■ Your task ■
Identify every line in the entries below that contains the string "Bago", treating uppercase and lowercase as distinct, and copy each of those lines in full.

■ Provided data ■
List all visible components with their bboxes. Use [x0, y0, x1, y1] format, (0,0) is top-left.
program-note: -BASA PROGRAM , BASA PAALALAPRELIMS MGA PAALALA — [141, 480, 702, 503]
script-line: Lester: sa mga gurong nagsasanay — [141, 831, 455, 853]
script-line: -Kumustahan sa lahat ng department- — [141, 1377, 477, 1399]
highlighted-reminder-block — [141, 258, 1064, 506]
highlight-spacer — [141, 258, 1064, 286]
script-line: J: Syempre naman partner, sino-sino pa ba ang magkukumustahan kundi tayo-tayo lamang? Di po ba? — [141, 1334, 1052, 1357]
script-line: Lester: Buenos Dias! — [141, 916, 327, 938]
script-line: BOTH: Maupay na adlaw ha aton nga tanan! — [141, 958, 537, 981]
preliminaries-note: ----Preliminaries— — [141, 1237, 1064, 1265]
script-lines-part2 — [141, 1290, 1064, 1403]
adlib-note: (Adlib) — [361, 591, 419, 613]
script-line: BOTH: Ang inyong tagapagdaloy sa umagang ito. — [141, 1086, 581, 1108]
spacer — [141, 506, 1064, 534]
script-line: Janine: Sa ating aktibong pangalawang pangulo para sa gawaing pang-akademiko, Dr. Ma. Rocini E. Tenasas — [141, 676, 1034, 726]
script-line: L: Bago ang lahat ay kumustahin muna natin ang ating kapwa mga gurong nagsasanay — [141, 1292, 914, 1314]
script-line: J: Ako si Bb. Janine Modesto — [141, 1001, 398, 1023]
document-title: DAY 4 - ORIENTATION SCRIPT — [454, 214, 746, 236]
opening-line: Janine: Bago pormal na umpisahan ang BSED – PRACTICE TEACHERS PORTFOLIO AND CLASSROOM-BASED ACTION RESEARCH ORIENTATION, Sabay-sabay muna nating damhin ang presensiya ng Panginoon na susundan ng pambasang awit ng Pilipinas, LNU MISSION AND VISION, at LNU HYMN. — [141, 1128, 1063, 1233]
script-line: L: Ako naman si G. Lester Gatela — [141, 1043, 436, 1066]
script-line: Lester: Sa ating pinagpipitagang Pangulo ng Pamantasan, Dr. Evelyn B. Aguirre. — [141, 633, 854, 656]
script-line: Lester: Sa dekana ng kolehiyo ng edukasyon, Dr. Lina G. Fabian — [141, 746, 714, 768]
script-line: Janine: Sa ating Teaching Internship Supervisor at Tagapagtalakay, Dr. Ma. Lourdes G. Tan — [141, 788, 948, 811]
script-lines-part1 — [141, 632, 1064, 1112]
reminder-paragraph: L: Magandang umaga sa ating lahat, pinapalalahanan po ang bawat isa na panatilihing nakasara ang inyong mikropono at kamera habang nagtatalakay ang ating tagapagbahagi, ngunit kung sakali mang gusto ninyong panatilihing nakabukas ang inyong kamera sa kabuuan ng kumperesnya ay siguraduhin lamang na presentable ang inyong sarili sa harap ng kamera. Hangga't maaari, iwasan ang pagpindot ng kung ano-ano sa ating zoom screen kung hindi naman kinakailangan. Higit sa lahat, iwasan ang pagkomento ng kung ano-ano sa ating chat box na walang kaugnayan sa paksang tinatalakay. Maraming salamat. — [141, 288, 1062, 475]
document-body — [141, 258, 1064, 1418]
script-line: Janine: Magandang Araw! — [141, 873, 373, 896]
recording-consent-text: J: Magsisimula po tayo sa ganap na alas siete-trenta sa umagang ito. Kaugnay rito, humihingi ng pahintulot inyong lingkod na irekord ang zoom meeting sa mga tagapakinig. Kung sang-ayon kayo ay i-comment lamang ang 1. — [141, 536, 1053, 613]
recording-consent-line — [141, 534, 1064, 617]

■ Reply to the exercise ■
script-line: L: Bago ang lahat ay kumustahin muna natin ang ating kapwa mga gurong nagsasanay — [141, 1292, 914, 1314]
opening-line: Janine: Bago pormal na umpisahan ang BSED – PRACTICE TEACHERS PORTFOLIO AND CLASSROOM-BASED ACTION RESEARCH ORIENTATION, Sabay-sabay muna nating damhin ang presensiya ng Panginoon na susundan ng pambasang awit ng Pilipinas, LNU MISSION AND VISION, at LNU HYMN. — [141, 1128, 1063, 1233]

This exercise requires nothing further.